◆ TASK BRIEF ◆
Copy out every line of the records where the string "Januar" occurs.

◆ THE INPUT ◆
## START
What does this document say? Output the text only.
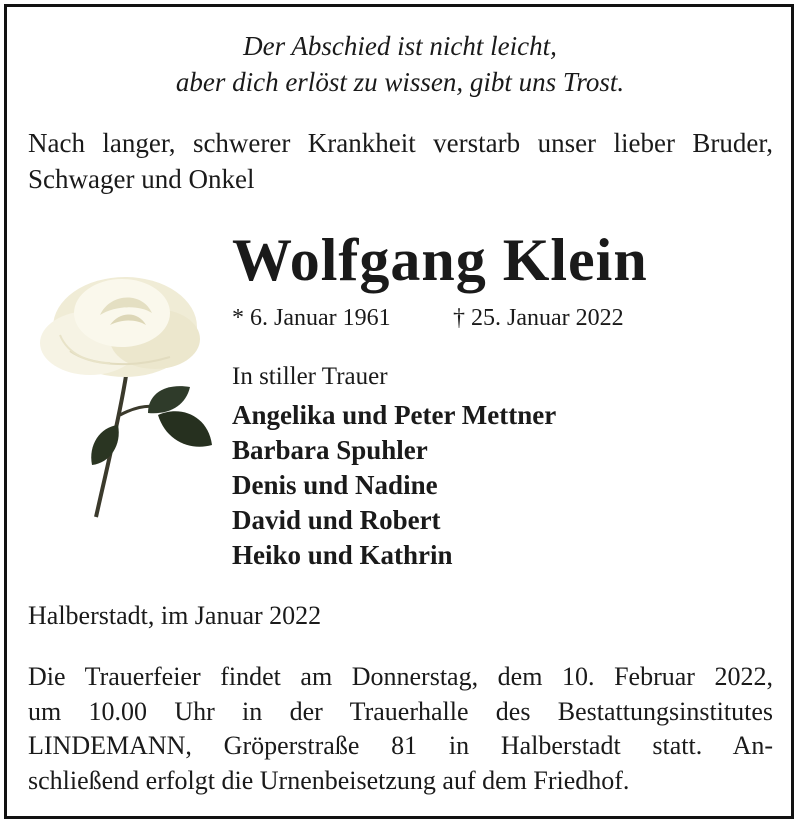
Der Abschied ist nicht leicht,
aber dich erlöst zu wissen, gibt uns Trost.
Nach langer, schwerer Krankheit verstarb unser lieber Bruder, Schwager und Onkel
Wolfgang Klein
* 6. Januar 1961	† 25. Januar 2022
In stiller Trauer
Angelika und Peter Mettner
Barbara Spuhler
Denis und Nadine
David und Robert
Heiko und Kathrin
Halberstadt, im Januar 2022
Die Trauerfeier findet am Donnerstag, dem 10. Februar 2022,
um 10.00 Uhr in der Trauerhalle des Bestattungsinstitutes
LINDEMANN, Gröperstraße 81 in Halberstadt statt. An-
schließend erfolgt die Urnenbeisetzung auf dem Friedhof.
## END
◆ COMPLETE RESPONSE ◆
* 6. Januar 1961	† 25. Januar 2022
Halberstadt, im Januar 2022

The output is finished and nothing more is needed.